Entries:
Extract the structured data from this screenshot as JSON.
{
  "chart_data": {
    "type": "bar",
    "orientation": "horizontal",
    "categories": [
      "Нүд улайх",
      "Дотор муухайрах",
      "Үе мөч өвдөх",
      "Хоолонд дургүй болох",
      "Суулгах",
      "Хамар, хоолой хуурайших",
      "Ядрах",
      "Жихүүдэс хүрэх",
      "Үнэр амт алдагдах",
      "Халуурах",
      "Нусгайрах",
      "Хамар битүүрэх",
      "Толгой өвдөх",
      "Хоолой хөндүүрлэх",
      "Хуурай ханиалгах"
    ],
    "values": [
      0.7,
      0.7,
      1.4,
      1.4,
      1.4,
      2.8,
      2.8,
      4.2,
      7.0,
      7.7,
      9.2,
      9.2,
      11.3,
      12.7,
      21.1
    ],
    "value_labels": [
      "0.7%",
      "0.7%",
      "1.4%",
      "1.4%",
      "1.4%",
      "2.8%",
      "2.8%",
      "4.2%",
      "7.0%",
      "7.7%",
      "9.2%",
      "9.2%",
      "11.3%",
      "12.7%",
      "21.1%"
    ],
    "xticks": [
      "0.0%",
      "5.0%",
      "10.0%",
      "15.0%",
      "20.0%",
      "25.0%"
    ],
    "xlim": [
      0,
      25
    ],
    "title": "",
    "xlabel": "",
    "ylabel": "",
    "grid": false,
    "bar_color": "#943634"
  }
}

Written problem: Return every line holding the word "Хамар" from the records.

Solution to the problem:
      "Хамар, хоолой хуурайших",
      "Хамар битүүрэх",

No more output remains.